■ **What is expected**: Set down each entry exactly as given; pictures should not appear in the copy.
══ Records for processing ══
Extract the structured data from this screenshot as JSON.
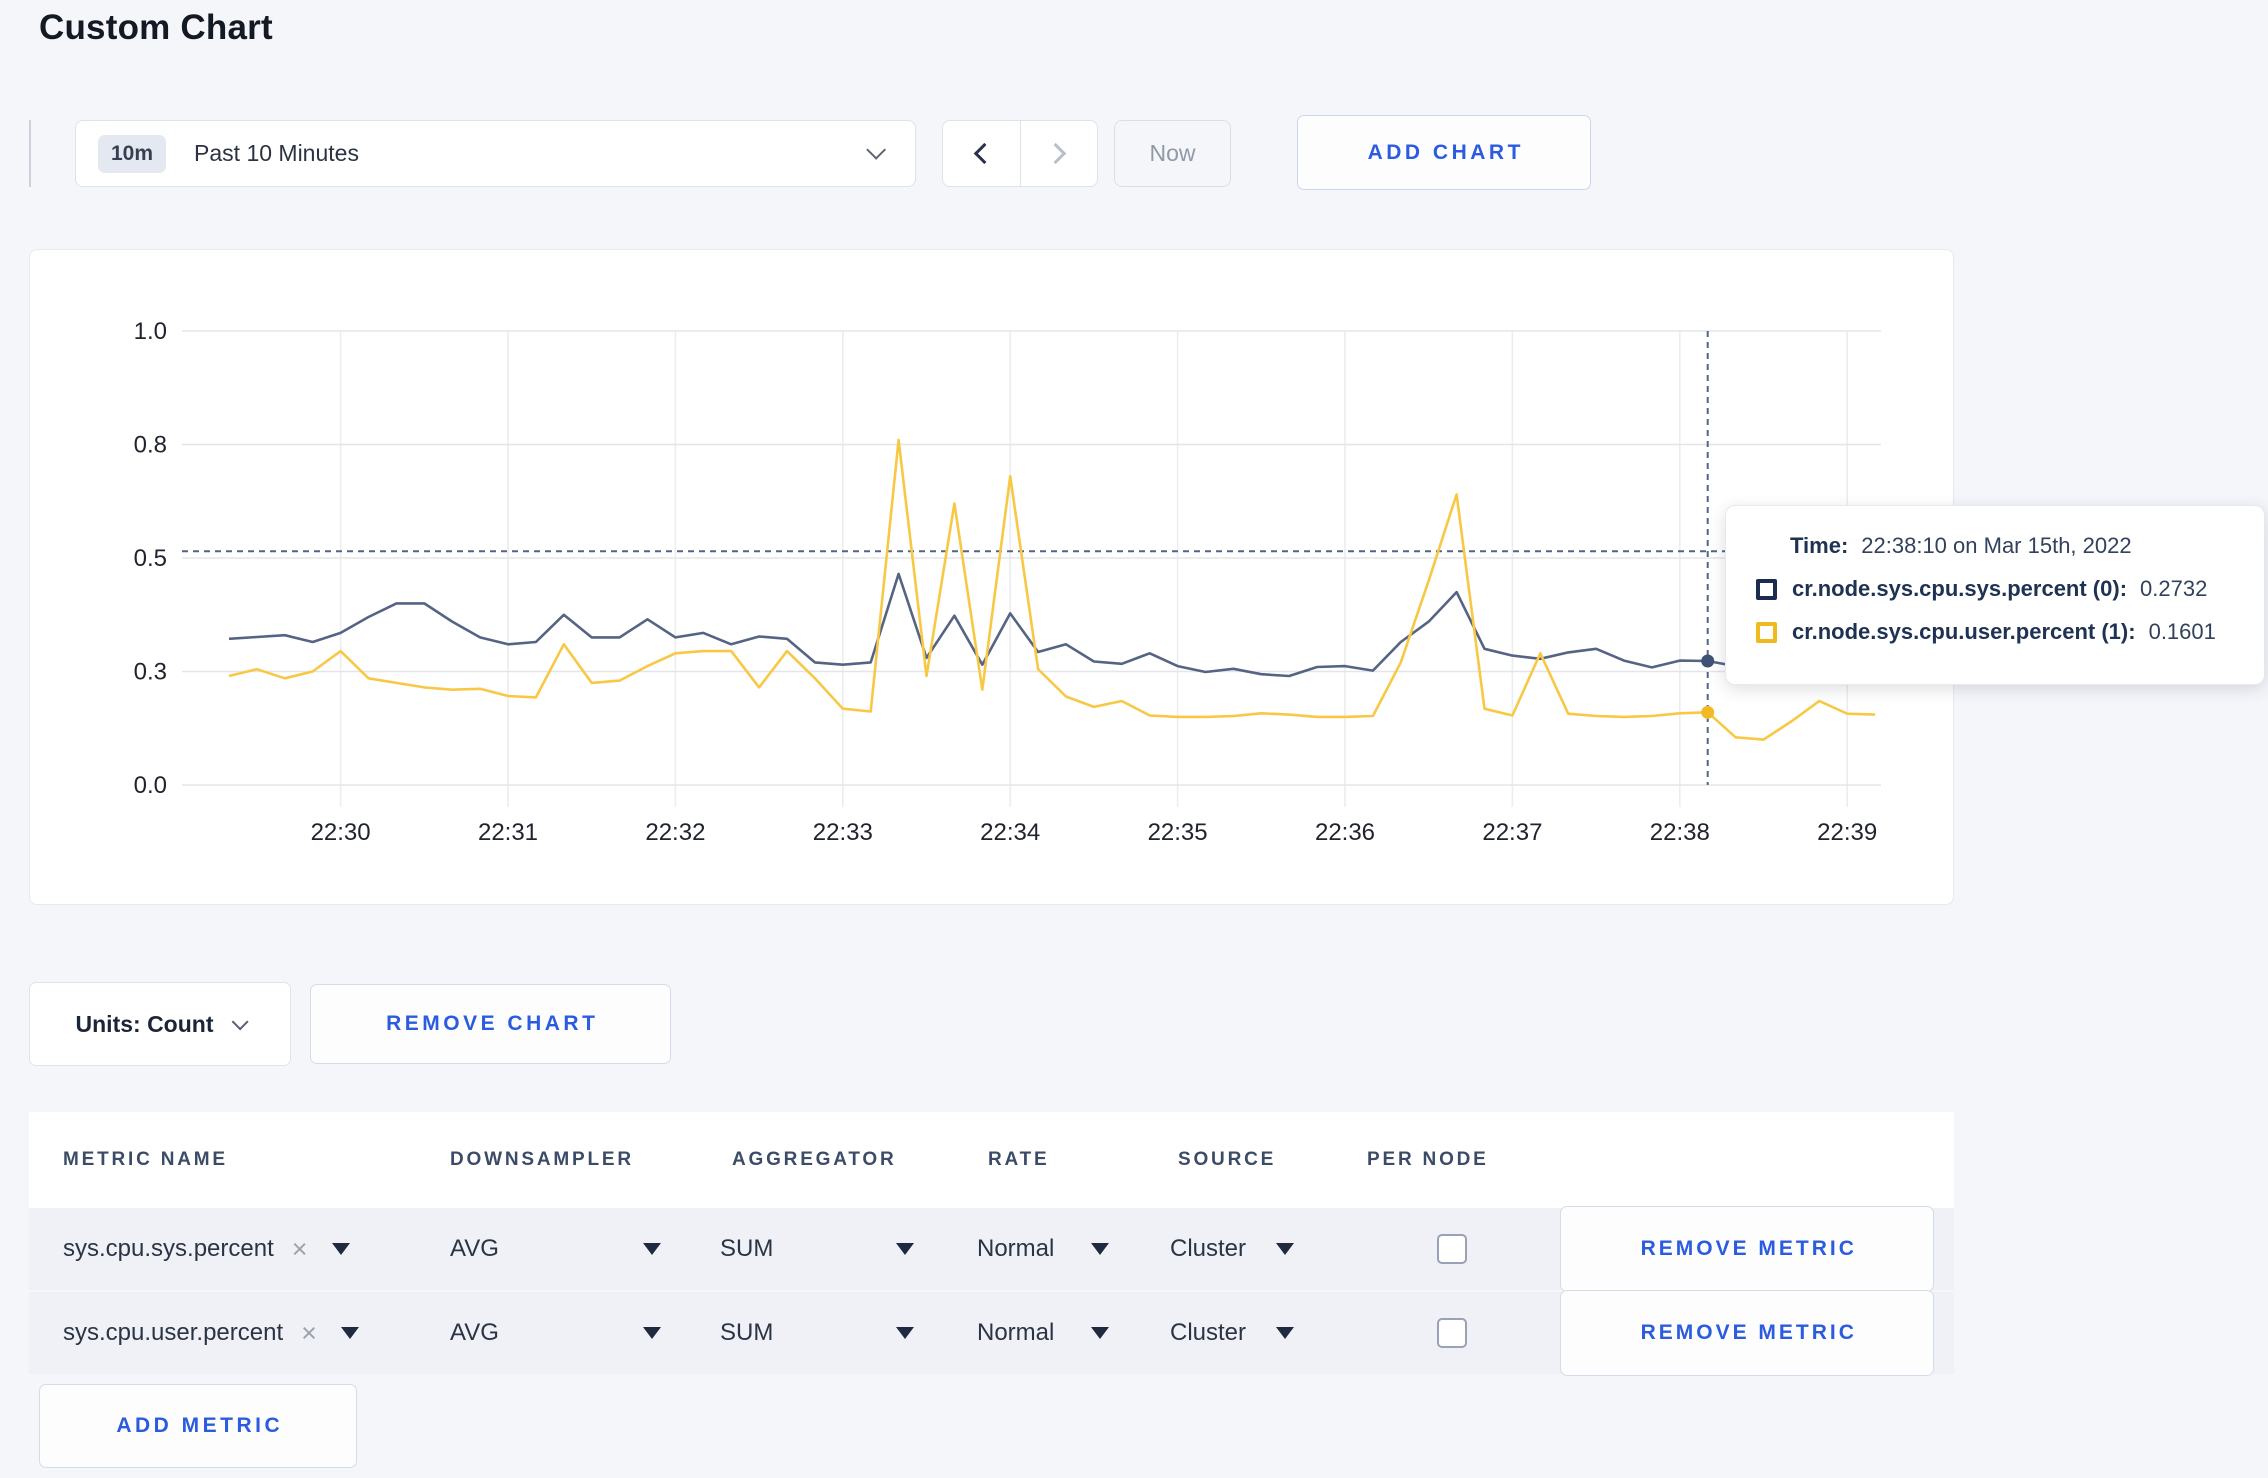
{
  "page": {
    "title": "Custom Chart",
    "background": "#f5f6fa",
    "accent_blue": "#2b5ce0"
  },
  "toolbar": {
    "time_window_badge": "10m",
    "time_window_label": "Past 10 Minutes",
    "now_label": "Now",
    "add_chart_label": "ADD CHART"
  },
  "chart_data": {
    "type": "line",
    "title": "",
    "xlabel": "",
    "ylabel": "",
    "x_type": "time",
    "start_time": "22:29:20",
    "interval_seconds": 10,
    "ylim": [
      0,
      1
    ],
    "grid": true,
    "y_ticks": [
      {
        "v": 0.0,
        "label": "0.0"
      },
      {
        "v": 0.25,
        "label": "0.3"
      },
      {
        "v": 0.5,
        "label": "0.5"
      },
      {
        "v": 0.75,
        "label": "0.8"
      },
      {
        "v": 1.0,
        "label": "1.0"
      }
    ],
    "x_tick_labels": [
      "22:30",
      "22:31",
      "22:32",
      "22:33",
      "22:34",
      "22:35",
      "22:36",
      "22:37",
      "22:38",
      "22:39"
    ],
    "x_tick_indices": [
      4,
      10,
      16,
      22,
      28,
      34,
      40,
      46,
      52,
      58
    ],
    "series": [
      {
        "name": "cr.node.sys.cpu.sys.percent",
        "color": "#556484",
        "dot_color": "#3f5274",
        "values": [
          0.322,
          0.326,
          0.33,
          0.315,
          0.335,
          0.37,
          0.4,
          0.4,
          0.36,
          0.325,
          0.31,
          0.315,
          0.375,
          0.325,
          0.325,
          0.365,
          0.325,
          0.335,
          0.31,
          0.327,
          0.322,
          0.27,
          0.265,
          0.27,
          0.465,
          0.28,
          0.373,
          0.265,
          0.378,
          0.293,
          0.31,
          0.272,
          0.267,
          0.29,
          0.262,
          0.249,
          0.256,
          0.244,
          0.24,
          0.26,
          0.262,
          0.252,
          0.315,
          0.36,
          0.425,
          0.3,
          0.285,
          0.278,
          0.292,
          0.3,
          0.274,
          0.259,
          0.274,
          0.2732,
          0.262,
          0.266,
          0.29,
          0.282,
          0.295,
          0.29
        ]
      },
      {
        "name": "cr.node.sys.cpu.user.percent",
        "color": "#f8c845",
        "dot_color": "#f2b927",
        "values": [
          0.24,
          0.255,
          0.235,
          0.25,
          0.295,
          0.235,
          0.225,
          0.215,
          0.21,
          0.212,
          0.196,
          0.193,
          0.31,
          0.225,
          0.23,
          0.262,
          0.29,
          0.295,
          0.295,
          0.215,
          0.295,
          0.235,
          0.168,
          0.162,
          0.76,
          0.24,
          0.62,
          0.21,
          0.68,
          0.255,
          0.195,
          0.172,
          0.185,
          0.153,
          0.15,
          0.15,
          0.152,
          0.158,
          0.155,
          0.15,
          0.15,
          0.152,
          0.27,
          0.45,
          0.64,
          0.168,
          0.153,
          0.29,
          0.157,
          0.152,
          0.15,
          0.152,
          0.158,
          0.1601,
          0.105,
          0.1,
          0.14,
          0.185,
          0.157,
          0.155
        ]
      }
    ],
    "crosshair": {
      "index": 53,
      "time": "22:38:10",
      "h_value": 0.515
    },
    "legend_position": "none"
  },
  "tooltip": {
    "time_label": "Time:",
    "time_value": "22:38:10 on Mar 15th, 2022",
    "series": [
      {
        "label": "cr.node.sys.cpu.sys.percent (0):",
        "value": "0.2732",
        "swatch_color": "#1b2c4f"
      },
      {
        "label": "cr.node.sys.cpu.user.percent (1):",
        "value": "0.1601",
        "swatch_color": "#f0ba1e"
      }
    ]
  },
  "chart_controls": {
    "units_label": "Units: Count",
    "remove_chart_label": "REMOVE CHART"
  },
  "metrics_table": {
    "headers": [
      "METRIC NAME",
      "DOWNSAMPLER",
      "AGGREGATOR",
      "RATE",
      "SOURCE",
      "PER NODE"
    ],
    "rows": [
      {
        "metric": "sys.cpu.sys.percent",
        "downsampler": "AVG",
        "aggregator": "SUM",
        "rate": "Normal",
        "source": "Cluster",
        "per_node_checked": false,
        "remove_label": "REMOVE METRIC"
      },
      {
        "metric": "sys.cpu.user.percent",
        "downsampler": "AVG",
        "aggregator": "SUM",
        "rate": "Normal",
        "source": "Cluster",
        "per_node_checked": false,
        "remove_label": "REMOVE METRIC"
      }
    ],
    "add_metric_label": "ADD METRIC"
  },
  "icons": {
    "clear": "×"
  }
}
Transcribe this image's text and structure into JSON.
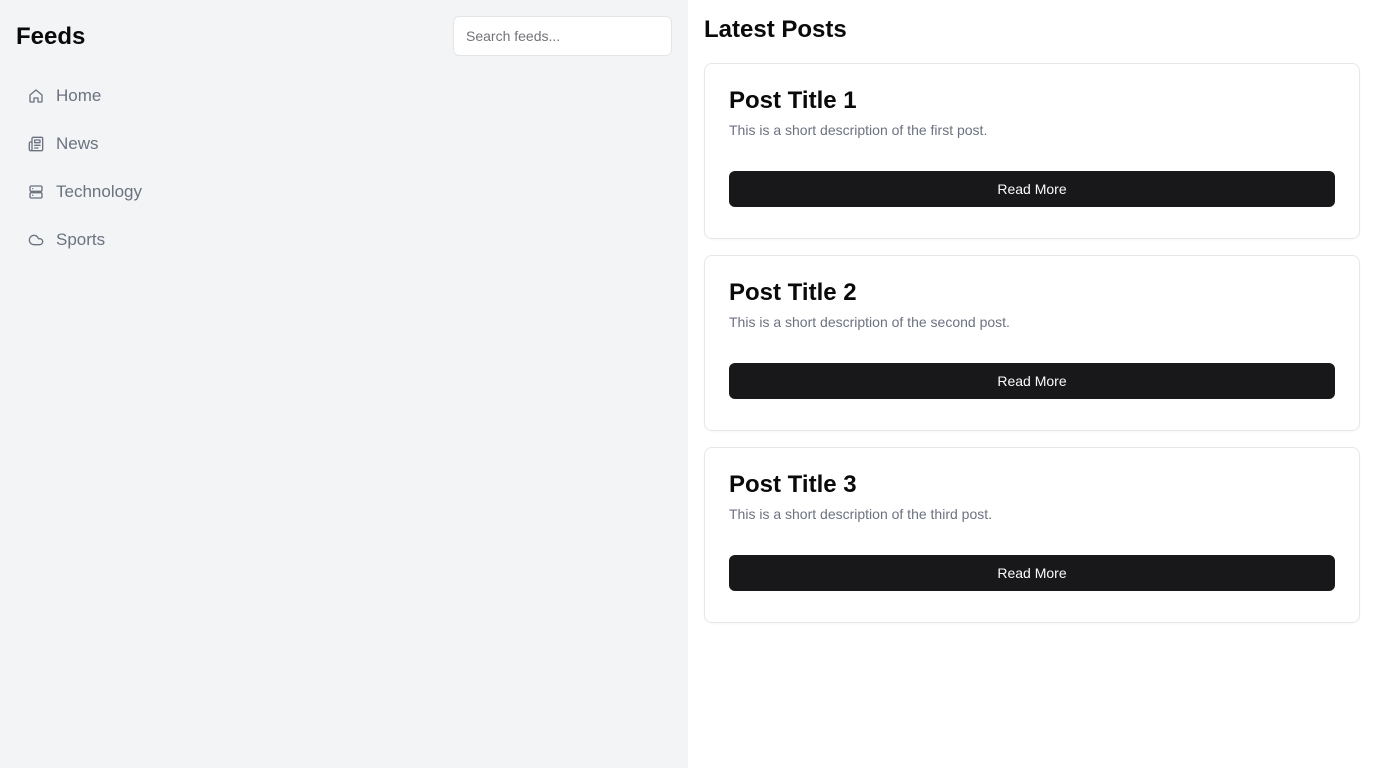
{
  "sidebar": {
    "title": "Feeds",
    "search": {
      "placeholder": "Search feeds...",
      "value": ""
    },
    "items": [
      {
        "label": "Home",
        "icon": "home-icon"
      },
      {
        "label": "News",
        "icon": "newspaper-icon"
      },
      {
        "label": "Technology",
        "icon": "server-icon"
      },
      {
        "label": "Sports",
        "icon": "cloud-icon"
      }
    ]
  },
  "main": {
    "title": "Latest Posts",
    "posts": [
      {
        "title": "Post Title 1",
        "description": "This is a short description of the first post.",
        "button": "Read More"
      },
      {
        "title": "Post Title 2",
        "description": "This is a short description of the second post.",
        "button": "Read More"
      },
      {
        "title": "Post Title 3",
        "description": "This is a short description of the third post.",
        "button": "Read More"
      }
    ]
  },
  "colors": {
    "sidebar_bg": "#f2f4f6",
    "button_bg": "#18181b",
    "muted_text": "#6b7280"
  }
}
═══
■ **Result below**:
Extract the structured data from this screenshot as JSON.
{
  "page": {
    "title": "Custom Chart",
    "background": "#f5f6fa",
    "accent_blue": "#2b5ce0"
  },
  "toolbar": {
    "time_window_badge": "10m",
    "time_window_label": "Past 10 Minutes",
    "now_label": "Now",
    "add_chart_label": "ADD CHART"
  },
  "chart_data": {
    "type": "line",
    "title": "",
    "xlabel": "",
    "ylabel": "",
    "x_type": "time",
    "start_time": "22:29:20",
    "interval_seconds": 10,
    "ylim": [
      0,
      1
    ],
    "grid": true,
    "y_ticks": [
      {
        "v": 0.0,
        "label": "0.0"
      },
      {
        "v": 0.25,
        "label": "0.3"
      },
      {
        "v": 0.5,
        "label": "0.5"
      },
      {
        "v": 0.75,
        "label": "0.8"
      },
      {
        "v": 1.0,
        "label": "1.0"
      }
    ],
    "x_tick_labels": [
      "22:30",
      "22:31",
      "22:32",
      "22:33",
      "22:34",
      "22:35",
      "22:36",
      "22:37",
      "22:38",
      "22:39"
    ],
    "x_tick_indices": [
      4,
      10,
      16,
      22,
      28,
      34,
      40,
      46,
      52,
      58
    ],
    "series": [
      {
        "name": "cr.node.sys.cpu.sys.percent",
        "color": "#556484",
        "dot_color": "#3f5274",
        "values": [
          0.322,
          0.326,
          0.33,
          0.315,
          0.335,
          0.37,
          0.4,
          0.4,
          0.36,
          0.325,
          0.31,
          0.315,
          0.375,
          0.325,
          0.325,
          0.365,
          0.325,
          0.335,
          0.31,
          0.327,
          0.322,
          0.27,
          0.265,
          0.27,
          0.465,
          0.28,
          0.373,
          0.265,
          0.378,
          0.293,
          0.31,
          0.272,
          0.267,
          0.29,
          0.262,
          0.249,
          0.256,
          0.244,
          0.24,
          0.26,
          0.262,
          0.252,
          0.315,
          0.36,
          0.425,
          0.3,
          0.285,
          0.278,
          0.292,
          0.3,
          0.274,
          0.259,
          0.274,
          0.2732,
          0.262,
          0.266,
          0.29,
          0.282,
          0.295,
          0.29
        ]
      },
      {
        "name": "cr.node.sys.cpu.user.percent",
        "color": "#f8c845",
        "dot_color": "#f2b927",
        "values": [
          0.24,
          0.255,
          0.235,
          0.25,
          0.295,
          0.235,
          0.225,
          0.215,
          0.21,
          0.212,
          0.196,
          0.193,
          0.31,
          0.225,
          0.23,
          0.262,
          0.29,
          0.295,
          0.295,
          0.215,
          0.295,
          0.235,
          0.168,
          0.162,
          0.76,
          0.24,
          0.62,
          0.21,
          0.68,
          0.255,
          0.195,
          0.172,
          0.185,
          0.153,
          0.15,
          0.15,
          0.152,
          0.158,
          0.155,
          0.15,
          0.15,
          0.152,
          0.27,
          0.45,
          0.64,
          0.168,
          0.153,
          0.29,
          0.157,
          0.152,
          0.15,
          0.152,
          0.158,
          0.1601,
          0.105,
          0.1,
          0.14,
          0.185,
          0.157,
          0.155
        ]
      }
    ],
    "crosshair": {
      "index": 53,
      "time": "22:38:10",
      "h_value": 0.515
    },
    "legend_position": "none"
  },
  "tooltip": {
    "time_label": "Time:",
    "time_value": "22:38:10 on Mar 15th, 2022",
    "series": [
      {
        "label": "cr.node.sys.cpu.sys.percent (0):",
        "value": "0.2732",
        "swatch_color": "#1b2c4f"
      },
      {
        "label": "cr.node.sys.cpu.user.percent (1):",
        "value": "0.1601",
        "swatch_color": "#f0ba1e"
      }
    ]
  },
  "chart_controls": {
    "units_label": "Units: Count",
    "remove_chart_label": "REMOVE CHART"
  },
  "metrics_table": {
    "headers": [
      "METRIC NAME",
      "DOWNSAMPLER",
      "AGGREGATOR",
      "RATE",
      "SOURCE",
      "PER NODE"
    ],
    "rows": [
      {
        "metric": "sys.cpu.sys.percent",
        "downsampler": "AVG",
        "aggregator": "SUM",
        "rate": "Normal",
        "source": "Cluster",
        "per_node_checked": false,
        "remove_label": "REMOVE METRIC"
      },
      {
        "metric": "sys.cpu.user.percent",
        "downsampler": "AVG",
        "aggregator": "SUM",
        "rate": "Normal",
        "source": "Cluster",
        "per_node_checked": false,
        "remove_label": "REMOVE METRIC"
      }
    ],
    "add_metric_label": "ADD METRIC"
  },
  "icons": {
    "clear": "×"
  }
}
Transcribe this image's text and structure into JSON.
{
  "sidebar": {
    "title": "Feeds",
    "search": {
      "placeholder": "Search feeds...",
      "value": ""
    },
    "items": [
      {
        "label": "Home",
        "icon": "home-icon"
      },
      {
        "label": "News",
        "icon": "newspaper-icon"
      },
      {
        "label": "Technology",
        "icon": "server-icon"
      },
      {
        "label": "Sports",
        "icon": "cloud-icon"
      }
    ]
  },
  "main": {
    "title": "Latest Posts",
    "posts": [
      {
        "title": "Post Title 1",
        "description": "This is a short description of the first post.",
        "button": "Read More"
      },
      {
        "title": "Post Title 2",
        "description": "This is a short description of the second post.",
        "button": "Read More"
      },
      {
        "title": "Post Title 3",
        "description": "This is a short description of the third post.",
        "button": "Read More"
      }
    ]
  },
  "colors": {
    "sidebar_bg": "#f2f4f6",
    "button_bg": "#18181b",
    "muted_text": "#6b7280"
  }
}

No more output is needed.